--- begin Material shown ---

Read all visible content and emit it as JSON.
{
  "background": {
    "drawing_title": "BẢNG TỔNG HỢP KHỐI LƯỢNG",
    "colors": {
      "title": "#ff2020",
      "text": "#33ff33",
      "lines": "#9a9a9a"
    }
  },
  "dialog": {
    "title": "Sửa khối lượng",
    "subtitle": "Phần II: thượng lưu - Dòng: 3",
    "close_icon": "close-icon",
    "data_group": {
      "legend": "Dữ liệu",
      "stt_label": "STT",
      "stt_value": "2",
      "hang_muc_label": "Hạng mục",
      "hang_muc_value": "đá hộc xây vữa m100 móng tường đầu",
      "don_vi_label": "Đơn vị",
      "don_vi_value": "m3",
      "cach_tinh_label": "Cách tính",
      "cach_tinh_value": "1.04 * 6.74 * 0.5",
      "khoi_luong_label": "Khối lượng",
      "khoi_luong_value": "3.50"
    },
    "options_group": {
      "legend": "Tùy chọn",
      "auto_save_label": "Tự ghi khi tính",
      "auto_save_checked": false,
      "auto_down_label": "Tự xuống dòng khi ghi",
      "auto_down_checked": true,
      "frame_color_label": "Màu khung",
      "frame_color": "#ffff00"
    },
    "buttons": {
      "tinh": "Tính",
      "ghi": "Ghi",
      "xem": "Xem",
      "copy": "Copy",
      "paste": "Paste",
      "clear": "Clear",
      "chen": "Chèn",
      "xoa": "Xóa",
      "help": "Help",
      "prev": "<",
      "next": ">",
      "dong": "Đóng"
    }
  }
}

--- end Material shown ---

■ **Given task**
Your task is to give the records above again, exactly.

■ **Full answer**
Read all visible content and emit it as JSON.
{
  "background": {
    "drawing_title": "BẢNG TỔNG HỢP KHỐI LƯỢNG",
    "colors": {
      "title": "#ff2020",
      "text": "#33ff33",
      "lines": "#9a9a9a"
    }
  },
  "dialog": {
    "title": "Sửa khối lượng",
    "subtitle": "Phần II: thượng lưu - Dòng: 3",
    "close_icon": "close-icon",
    "data_group": {
      "legend": "Dữ liệu",
      "stt_label": "STT",
      "stt_value": "2",
      "hang_muc_label": "Hạng mục",
      "hang_muc_value": "đá hộc xây vữa m100 móng tường đầu",
      "don_vi_label": "Đơn vị",
      "don_vi_value": "m3",
      "cach_tinh_label": "Cách tính",
      "cach_tinh_value": "1.04 * 6.74 * 0.5",
      "khoi_luong_label": "Khối lượng",
      "khoi_luong_value": "3.50"
    },
    "options_group": {
      "legend": "Tùy chọn",
      "auto_save_label": "Tự ghi khi tính",
      "auto_save_checked": false,
      "auto_down_label": "Tự xuống dòng khi ghi",
      "auto_down_checked": true,
      "frame_color_label": "Màu khung",
      "frame_color": "#ffff00"
    },
    "buttons": {
      "tinh": "Tính",
      "ghi": "Ghi",
      "xem": "Xem",
      "copy": "Copy",
      "paste": "Paste",
      "clear": "Clear",
      "chen": "Chèn",
      "xoa": "Xóa",
      "help": "Help",
      "prev": "<",
      "next": ">",
      "dong": "Đóng"
    }
  }
}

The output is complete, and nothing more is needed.